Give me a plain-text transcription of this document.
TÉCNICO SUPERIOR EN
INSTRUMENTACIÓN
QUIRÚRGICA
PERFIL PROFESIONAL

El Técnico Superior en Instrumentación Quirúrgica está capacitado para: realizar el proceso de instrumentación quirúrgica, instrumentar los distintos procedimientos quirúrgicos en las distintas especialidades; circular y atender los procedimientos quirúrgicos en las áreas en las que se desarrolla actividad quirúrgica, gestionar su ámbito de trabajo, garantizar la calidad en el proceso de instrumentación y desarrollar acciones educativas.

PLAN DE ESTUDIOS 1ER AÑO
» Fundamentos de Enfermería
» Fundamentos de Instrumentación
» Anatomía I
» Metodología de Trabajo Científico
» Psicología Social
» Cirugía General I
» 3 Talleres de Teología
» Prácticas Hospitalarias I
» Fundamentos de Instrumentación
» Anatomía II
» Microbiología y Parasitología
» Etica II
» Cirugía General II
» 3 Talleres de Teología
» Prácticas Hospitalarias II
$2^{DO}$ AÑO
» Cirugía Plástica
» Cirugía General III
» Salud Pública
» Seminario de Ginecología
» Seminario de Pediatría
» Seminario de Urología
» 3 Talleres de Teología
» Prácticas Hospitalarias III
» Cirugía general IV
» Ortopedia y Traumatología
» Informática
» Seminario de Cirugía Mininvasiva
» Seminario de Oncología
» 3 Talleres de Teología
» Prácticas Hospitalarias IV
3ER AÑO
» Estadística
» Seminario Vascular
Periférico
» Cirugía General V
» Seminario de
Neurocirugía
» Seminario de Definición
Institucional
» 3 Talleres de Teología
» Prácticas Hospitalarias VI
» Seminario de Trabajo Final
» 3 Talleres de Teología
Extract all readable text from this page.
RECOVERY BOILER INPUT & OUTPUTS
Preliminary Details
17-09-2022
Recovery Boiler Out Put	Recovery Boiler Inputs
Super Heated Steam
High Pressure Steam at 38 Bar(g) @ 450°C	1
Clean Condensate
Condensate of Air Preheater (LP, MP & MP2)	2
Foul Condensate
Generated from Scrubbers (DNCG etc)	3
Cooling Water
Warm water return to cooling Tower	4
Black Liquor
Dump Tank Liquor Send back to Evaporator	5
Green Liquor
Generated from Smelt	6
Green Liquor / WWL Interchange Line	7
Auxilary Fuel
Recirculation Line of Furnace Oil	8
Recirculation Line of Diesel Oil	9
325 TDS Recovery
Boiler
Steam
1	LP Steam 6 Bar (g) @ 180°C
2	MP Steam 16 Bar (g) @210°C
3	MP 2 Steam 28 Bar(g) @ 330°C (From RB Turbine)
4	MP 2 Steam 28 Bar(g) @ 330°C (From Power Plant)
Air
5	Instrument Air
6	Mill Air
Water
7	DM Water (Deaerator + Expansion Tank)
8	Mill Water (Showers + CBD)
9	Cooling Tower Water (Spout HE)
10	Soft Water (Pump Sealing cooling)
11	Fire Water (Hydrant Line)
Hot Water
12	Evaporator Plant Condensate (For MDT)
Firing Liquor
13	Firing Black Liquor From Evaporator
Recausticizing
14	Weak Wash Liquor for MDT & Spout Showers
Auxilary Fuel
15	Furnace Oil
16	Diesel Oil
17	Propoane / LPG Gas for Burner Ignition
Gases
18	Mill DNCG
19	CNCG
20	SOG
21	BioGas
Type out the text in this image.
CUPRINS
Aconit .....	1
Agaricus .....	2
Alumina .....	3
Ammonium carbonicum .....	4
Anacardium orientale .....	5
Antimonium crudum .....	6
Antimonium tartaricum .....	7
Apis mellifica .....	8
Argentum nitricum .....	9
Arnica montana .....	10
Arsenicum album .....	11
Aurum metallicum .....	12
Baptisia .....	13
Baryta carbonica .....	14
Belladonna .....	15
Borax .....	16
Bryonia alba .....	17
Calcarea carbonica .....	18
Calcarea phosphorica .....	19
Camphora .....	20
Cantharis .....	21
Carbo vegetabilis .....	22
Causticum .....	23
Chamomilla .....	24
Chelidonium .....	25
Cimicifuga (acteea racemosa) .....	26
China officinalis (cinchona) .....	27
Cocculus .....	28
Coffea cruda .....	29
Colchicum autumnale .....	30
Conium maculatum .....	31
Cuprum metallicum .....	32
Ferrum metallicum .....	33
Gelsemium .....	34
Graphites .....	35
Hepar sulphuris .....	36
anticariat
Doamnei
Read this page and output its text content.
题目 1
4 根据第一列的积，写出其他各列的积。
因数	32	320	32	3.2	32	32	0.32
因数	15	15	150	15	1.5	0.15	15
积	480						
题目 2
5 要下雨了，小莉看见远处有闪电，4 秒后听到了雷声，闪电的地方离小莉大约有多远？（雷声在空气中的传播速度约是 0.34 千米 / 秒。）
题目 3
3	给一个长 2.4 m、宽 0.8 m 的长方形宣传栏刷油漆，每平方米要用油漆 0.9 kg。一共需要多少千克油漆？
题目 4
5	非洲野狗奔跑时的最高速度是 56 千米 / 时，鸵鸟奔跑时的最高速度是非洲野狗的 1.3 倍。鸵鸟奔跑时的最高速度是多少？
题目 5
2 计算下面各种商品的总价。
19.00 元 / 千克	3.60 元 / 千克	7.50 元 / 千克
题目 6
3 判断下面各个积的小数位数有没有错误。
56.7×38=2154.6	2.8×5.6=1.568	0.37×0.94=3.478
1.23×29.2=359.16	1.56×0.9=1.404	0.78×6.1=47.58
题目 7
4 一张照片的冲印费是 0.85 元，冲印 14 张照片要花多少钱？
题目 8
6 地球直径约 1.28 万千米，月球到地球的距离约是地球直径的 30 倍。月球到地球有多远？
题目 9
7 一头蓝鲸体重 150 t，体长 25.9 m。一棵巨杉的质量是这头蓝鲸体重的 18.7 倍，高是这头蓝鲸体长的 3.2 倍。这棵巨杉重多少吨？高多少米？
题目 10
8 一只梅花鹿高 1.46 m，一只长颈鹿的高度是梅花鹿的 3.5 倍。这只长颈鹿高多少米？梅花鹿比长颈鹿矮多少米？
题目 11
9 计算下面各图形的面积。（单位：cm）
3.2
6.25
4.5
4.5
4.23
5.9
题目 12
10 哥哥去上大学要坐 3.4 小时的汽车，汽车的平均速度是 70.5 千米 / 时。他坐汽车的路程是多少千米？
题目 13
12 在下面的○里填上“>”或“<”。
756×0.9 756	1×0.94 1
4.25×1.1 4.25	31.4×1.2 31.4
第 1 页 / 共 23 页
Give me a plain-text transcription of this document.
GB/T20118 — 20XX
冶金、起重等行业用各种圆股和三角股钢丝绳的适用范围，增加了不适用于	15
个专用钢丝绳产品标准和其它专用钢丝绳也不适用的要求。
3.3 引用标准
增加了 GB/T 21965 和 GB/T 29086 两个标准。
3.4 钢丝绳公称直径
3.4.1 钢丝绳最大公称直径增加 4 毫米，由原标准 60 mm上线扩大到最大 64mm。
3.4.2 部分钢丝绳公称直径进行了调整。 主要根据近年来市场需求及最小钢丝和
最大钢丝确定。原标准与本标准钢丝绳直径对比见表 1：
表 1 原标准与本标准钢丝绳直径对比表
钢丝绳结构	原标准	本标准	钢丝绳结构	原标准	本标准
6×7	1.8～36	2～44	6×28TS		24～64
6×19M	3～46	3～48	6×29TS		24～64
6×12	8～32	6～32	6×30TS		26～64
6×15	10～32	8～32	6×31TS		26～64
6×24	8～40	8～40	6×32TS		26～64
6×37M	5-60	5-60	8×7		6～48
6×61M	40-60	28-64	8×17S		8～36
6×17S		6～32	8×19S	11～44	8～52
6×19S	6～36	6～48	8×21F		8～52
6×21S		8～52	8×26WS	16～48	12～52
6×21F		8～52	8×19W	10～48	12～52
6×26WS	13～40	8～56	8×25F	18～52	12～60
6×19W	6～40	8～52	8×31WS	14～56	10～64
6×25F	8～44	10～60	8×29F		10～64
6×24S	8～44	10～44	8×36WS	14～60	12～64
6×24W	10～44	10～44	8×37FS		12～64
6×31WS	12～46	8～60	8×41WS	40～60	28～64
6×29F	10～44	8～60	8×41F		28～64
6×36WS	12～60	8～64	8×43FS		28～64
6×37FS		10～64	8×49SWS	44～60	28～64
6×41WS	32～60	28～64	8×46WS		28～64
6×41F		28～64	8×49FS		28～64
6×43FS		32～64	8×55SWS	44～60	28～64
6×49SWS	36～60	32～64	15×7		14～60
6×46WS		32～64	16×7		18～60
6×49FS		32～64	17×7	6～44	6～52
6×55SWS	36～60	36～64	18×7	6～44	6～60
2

________________

*Set exercise:*
Wherever the string "Tower" appears in the entries above, list that line.

*Answer in full:*
Warm water return to cooling Tower	4
9	Cooling Tower Water (Spout HE)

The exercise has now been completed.